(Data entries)
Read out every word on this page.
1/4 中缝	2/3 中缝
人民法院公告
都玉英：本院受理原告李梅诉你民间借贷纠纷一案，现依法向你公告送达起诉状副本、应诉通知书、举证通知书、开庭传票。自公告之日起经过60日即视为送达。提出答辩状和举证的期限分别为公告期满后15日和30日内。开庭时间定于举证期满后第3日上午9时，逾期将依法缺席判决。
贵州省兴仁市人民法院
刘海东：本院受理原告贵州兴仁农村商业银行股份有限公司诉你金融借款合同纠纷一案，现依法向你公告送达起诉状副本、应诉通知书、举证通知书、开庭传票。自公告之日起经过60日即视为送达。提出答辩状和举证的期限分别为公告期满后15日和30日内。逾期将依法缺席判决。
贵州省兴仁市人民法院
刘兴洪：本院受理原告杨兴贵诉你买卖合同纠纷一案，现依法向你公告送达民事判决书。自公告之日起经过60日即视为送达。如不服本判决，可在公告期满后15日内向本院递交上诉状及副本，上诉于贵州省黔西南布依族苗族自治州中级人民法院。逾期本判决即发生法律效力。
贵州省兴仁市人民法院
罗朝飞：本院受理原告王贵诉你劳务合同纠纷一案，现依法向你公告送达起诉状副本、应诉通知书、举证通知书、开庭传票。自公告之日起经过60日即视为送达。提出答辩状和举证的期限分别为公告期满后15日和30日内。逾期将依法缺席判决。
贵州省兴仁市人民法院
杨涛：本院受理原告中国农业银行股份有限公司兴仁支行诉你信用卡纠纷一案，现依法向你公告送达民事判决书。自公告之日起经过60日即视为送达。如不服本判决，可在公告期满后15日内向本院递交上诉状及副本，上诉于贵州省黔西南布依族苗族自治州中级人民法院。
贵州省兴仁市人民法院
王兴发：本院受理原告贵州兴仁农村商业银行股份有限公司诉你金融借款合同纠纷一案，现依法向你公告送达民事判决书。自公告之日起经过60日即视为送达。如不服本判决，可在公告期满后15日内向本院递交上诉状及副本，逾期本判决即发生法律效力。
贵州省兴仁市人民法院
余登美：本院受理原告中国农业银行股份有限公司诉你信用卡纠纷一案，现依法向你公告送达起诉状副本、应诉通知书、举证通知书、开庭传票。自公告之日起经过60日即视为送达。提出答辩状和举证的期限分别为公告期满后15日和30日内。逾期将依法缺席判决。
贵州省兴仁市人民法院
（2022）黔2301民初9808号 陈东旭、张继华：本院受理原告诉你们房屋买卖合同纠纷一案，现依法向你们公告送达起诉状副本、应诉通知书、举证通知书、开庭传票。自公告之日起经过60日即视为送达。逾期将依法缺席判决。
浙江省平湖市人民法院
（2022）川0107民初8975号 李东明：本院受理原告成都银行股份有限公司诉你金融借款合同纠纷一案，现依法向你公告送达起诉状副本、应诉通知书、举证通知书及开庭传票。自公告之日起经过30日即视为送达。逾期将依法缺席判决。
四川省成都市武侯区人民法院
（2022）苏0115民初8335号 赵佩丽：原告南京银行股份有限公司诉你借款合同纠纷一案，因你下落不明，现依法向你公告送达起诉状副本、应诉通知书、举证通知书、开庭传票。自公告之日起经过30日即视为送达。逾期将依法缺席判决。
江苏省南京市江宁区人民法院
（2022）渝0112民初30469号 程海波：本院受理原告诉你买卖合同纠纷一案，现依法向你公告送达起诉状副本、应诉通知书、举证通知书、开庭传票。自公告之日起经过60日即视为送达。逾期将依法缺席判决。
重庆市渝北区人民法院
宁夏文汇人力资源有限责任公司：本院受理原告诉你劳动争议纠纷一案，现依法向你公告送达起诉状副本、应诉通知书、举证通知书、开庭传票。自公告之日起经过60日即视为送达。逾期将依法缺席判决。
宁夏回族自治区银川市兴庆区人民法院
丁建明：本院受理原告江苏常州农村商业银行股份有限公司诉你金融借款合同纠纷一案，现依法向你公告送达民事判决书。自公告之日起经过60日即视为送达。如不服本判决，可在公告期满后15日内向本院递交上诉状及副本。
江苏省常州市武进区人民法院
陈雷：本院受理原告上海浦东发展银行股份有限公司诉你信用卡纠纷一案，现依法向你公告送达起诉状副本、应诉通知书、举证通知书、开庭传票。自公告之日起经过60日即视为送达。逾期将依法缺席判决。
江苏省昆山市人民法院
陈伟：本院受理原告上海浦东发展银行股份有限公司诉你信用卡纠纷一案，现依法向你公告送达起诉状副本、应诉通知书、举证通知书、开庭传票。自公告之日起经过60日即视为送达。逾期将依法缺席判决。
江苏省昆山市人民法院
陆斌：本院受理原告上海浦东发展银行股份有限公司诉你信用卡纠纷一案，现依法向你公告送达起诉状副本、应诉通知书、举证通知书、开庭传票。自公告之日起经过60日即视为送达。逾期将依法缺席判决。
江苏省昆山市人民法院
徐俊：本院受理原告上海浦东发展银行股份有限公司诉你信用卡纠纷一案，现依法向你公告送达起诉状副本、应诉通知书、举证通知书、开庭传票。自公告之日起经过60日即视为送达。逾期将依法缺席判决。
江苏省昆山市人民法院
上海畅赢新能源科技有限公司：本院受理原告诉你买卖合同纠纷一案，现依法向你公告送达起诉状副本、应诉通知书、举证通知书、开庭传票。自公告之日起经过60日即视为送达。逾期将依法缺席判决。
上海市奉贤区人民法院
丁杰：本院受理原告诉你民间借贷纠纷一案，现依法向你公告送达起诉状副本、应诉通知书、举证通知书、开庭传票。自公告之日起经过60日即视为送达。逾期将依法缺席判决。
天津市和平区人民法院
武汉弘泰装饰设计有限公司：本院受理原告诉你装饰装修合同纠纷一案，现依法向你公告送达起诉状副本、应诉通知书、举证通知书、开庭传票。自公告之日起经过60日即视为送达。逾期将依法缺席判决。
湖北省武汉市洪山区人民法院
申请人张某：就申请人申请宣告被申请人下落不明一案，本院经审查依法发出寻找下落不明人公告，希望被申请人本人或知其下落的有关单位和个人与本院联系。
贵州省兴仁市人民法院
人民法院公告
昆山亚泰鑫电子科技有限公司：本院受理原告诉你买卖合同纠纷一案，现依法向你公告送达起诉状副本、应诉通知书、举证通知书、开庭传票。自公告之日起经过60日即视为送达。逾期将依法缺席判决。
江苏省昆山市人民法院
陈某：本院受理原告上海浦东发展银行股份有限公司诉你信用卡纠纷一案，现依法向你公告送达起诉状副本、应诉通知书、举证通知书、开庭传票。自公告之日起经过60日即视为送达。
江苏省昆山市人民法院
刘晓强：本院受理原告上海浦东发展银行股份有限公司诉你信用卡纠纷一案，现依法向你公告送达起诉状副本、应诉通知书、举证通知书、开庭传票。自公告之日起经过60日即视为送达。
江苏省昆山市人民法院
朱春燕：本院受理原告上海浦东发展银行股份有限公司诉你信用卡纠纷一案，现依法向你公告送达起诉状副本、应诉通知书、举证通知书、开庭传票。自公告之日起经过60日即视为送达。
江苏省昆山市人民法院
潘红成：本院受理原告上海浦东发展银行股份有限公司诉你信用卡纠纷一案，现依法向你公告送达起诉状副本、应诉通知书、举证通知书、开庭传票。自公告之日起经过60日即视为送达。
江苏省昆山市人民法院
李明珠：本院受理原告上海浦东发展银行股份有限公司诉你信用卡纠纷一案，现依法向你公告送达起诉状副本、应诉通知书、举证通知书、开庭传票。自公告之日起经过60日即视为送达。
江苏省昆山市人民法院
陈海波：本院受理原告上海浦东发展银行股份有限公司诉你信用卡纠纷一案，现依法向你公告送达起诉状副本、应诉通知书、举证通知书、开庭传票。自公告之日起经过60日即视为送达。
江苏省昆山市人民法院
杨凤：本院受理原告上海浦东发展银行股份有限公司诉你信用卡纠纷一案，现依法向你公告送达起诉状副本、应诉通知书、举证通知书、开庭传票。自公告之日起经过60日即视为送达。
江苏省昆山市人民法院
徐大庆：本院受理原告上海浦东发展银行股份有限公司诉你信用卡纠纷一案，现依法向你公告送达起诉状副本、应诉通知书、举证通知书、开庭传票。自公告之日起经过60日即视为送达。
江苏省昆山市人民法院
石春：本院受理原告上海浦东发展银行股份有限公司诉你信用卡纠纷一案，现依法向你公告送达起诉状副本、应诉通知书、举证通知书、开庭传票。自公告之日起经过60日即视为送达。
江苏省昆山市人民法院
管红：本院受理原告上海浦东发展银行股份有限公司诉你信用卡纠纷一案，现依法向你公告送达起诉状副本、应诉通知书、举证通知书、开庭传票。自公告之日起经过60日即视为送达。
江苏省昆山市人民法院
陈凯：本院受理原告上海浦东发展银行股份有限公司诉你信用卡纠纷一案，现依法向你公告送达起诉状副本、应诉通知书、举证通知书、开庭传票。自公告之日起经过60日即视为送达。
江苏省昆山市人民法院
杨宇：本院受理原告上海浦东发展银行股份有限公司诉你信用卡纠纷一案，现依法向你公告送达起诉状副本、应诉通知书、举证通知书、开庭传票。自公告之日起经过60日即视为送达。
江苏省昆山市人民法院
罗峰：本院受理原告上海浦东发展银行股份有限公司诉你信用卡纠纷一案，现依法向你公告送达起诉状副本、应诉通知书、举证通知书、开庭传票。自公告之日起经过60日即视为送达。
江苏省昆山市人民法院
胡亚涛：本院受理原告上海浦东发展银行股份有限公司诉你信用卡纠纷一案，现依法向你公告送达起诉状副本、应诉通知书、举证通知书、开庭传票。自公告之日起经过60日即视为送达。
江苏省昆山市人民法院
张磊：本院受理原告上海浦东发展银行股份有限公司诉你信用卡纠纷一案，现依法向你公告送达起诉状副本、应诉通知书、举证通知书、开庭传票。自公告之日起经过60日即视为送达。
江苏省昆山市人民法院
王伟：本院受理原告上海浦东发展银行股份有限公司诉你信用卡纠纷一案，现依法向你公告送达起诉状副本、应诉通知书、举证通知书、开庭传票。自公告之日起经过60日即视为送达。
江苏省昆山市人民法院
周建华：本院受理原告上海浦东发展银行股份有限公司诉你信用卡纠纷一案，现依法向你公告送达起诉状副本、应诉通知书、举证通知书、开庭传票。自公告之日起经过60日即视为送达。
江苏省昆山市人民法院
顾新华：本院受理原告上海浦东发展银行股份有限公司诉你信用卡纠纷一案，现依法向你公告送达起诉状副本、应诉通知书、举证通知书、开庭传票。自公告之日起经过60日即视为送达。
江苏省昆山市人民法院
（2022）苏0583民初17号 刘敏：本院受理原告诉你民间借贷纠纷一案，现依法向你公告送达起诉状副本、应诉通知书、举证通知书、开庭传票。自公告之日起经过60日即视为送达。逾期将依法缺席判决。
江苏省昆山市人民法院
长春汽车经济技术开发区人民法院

## Required work
Looking at the listing above, how many of its lines contain the string "现依法向你公告送达民事判决书"? Give the number alone.

## Worked answer
4